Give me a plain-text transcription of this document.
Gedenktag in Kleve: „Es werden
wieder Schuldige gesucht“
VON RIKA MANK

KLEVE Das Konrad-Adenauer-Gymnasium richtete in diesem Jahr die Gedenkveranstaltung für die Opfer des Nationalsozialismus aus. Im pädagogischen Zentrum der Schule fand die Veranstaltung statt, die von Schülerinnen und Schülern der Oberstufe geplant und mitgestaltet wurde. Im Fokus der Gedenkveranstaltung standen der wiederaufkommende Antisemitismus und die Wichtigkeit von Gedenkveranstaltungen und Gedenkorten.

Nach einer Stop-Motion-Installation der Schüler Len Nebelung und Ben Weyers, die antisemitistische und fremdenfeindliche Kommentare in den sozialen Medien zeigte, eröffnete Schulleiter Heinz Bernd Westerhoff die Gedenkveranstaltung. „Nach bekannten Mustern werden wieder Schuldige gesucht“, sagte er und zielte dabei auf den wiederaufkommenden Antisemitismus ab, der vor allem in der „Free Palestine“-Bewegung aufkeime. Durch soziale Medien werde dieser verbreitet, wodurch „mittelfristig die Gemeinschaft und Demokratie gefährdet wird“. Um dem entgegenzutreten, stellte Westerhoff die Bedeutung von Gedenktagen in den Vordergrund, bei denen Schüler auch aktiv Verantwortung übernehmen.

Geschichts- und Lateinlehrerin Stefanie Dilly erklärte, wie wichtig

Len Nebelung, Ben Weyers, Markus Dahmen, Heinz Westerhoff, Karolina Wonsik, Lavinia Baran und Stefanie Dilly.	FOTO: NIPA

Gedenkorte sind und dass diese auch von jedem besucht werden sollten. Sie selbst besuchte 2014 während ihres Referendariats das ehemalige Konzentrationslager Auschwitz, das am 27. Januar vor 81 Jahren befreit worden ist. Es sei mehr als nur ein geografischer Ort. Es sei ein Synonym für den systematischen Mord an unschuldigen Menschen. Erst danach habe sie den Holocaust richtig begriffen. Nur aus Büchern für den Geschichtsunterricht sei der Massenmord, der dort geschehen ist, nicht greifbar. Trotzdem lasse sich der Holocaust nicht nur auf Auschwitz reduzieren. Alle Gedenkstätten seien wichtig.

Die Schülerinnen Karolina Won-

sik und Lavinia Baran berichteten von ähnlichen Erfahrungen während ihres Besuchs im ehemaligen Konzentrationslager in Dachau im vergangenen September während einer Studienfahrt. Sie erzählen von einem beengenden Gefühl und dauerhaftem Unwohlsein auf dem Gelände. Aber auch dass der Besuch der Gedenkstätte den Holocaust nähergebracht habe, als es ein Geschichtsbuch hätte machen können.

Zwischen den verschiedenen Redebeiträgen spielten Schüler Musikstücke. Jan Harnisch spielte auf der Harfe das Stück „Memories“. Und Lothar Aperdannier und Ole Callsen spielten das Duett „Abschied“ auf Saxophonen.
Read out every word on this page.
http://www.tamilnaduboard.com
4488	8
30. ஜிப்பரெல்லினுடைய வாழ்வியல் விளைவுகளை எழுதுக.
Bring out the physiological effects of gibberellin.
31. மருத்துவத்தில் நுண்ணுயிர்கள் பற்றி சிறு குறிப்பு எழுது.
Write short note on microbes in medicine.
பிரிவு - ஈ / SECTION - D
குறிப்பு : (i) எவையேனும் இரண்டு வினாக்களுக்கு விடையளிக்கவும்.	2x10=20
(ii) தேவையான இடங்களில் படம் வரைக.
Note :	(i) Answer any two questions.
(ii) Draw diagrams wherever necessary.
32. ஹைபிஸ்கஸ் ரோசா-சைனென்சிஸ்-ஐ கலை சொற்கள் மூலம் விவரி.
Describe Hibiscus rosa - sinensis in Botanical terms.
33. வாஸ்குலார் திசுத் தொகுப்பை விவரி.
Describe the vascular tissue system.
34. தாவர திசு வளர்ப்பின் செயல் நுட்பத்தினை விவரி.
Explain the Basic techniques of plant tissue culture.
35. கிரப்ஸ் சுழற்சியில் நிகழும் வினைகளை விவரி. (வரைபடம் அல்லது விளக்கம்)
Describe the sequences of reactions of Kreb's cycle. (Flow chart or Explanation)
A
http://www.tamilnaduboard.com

● **The problem**: All the entries above need to be reproduced exactly.

● **Exercise result**:
Give me a plain-text transcription of this document.
Gedenktag in Kleve: „Es werden
wieder Schuldige gesucht“
VON RIKA MANK

KLEVE Das Konrad-Adenauer-Gymnasium richtete in diesem Jahr die Gedenkveranstaltung für die Opfer des Nationalsozialismus aus. Im pädagogischen Zentrum der Schule fand die Veranstaltung statt, die von Schülerinnen und Schülern der Oberstufe geplant und mitgestaltet wurde. Im Fokus der Gedenkveranstaltung standen der wiederaufkommende Antisemitismus und die Wichtigkeit von Gedenkveranstaltungen und Gedenkorten.

Nach einer Stop-Motion-Installation der Schüler Len Nebelung und Ben Weyers, die antisemitistische und fremdenfeindliche Kommentare in den sozialen Medien zeigte, eröffnete Schulleiter Heinz Bernd Westerhoff die Gedenkveranstaltung. „Nach bekannten Mustern werden wieder Schuldige gesucht“, sagte er und zielte dabei auf den wiederaufkommenden Antisemitismus ab, der vor allem in der „Free Palestine“-Bewegung aufkeime. Durch soziale Medien werde dieser verbreitet, wodurch „mittelfristig die Gemeinschaft und Demokratie gefährdet wird“. Um dem entgegenzutreten, stellte Westerhoff die Bedeutung von Gedenktagen in den Vordergrund, bei denen Schüler auch aktiv Verantwortung übernehmen.

Geschichts- und Lateinlehrerin Stefanie Dilly erklärte, wie wichtig

Len Nebelung, Ben Weyers, Markus Dahmen, Heinz Westerhoff, Karolina Wonsik, Lavinia Baran und Stefanie Dilly.	FOTO: NIPA

Gedenkorte sind und dass diese auch von jedem besucht werden sollten. Sie selbst besuchte 2014 während ihres Referendariats das ehemalige Konzentrationslager Auschwitz, das am 27. Januar vor 81 Jahren befreit worden ist. Es sei mehr als nur ein geografischer Ort. Es sei ein Synonym für den systematischen Mord an unschuldigen Menschen. Erst danach habe sie den Holocaust richtig begriffen. Nur aus Büchern für den Geschichtsunterricht sei der Massenmord, der dort geschehen ist, nicht greifbar. Trotzdem lasse sich der Holocaust nicht nur auf Auschwitz reduzieren. Alle Gedenkstätten seien wichtig.

Die Schülerinnen Karolina Won-

sik und Lavinia Baran berichteten von ähnlichen Erfahrungen während ihres Besuchs im ehemaligen Konzentrationslager in Dachau im vergangenen September während einer Studienfahrt. Sie erzählen von einem beengenden Gefühl und dauerhaftem Unwohlsein auf dem Gelände. Aber auch dass der Besuch der Gedenkstätte den Holocaust nähergebracht habe, als es ein Geschichtsbuch hätte machen können.

Zwischen den verschiedenen Redebeiträgen spielten Schüler Musikstücke. Jan Harnisch spielte auf der Harfe das Stück „Memories“. Und Lothar Aperdannier und Ole Callsen spielten das Duett „Abschied“ auf Saxophonen.
Read out every word on this page.
http://www.tamilnaduboard.com
4488	8
30. ஜிப்பரெல்லினுடைய வாழ்வியல் விளைவுகளை எழுதுக.
Bring out the physiological effects of gibberellin.
31. மருத்துவத்தில் நுண்ணுயிர்கள் பற்றி சிறு குறிப்பு எழுது.
Write short note on microbes in medicine.
பிரிவு - ஈ / SECTION - D
குறிப்பு : (i) எவையேனும் இரண்டு வினாக்களுக்கு விடையளிக்கவும்.	2x10=20
(ii) தேவையான இடங்களில் படம் வரைக.
Note :	(i) Answer any two questions.
(ii) Draw diagrams wherever necessary.
32. ஹைபிஸ்கஸ் ரோசா-சைனென்சிஸ்-ஐ கலை சொற்கள் மூலம் விவரி.
Describe Hibiscus rosa - sinensis in Botanical terms.
33. வாஸ்குலார் திசுத் தொகுப்பை விவரி.
Describe the vascular tissue system.
34. தாவர திசு வளர்ப்பின் செயல் நுட்பத்தினை விவரி.
Explain the Basic techniques of plant tissue culture.
35. கிரப்ஸ் சுழற்சியில் நிகழும் வினைகளை விவரி. (வரைபடம் அல்லது விளக்கம்)
Describe the sequences of reactions of Kreb's cycle. (Flow chart or Explanation)
A
http://www.tamilnaduboard.com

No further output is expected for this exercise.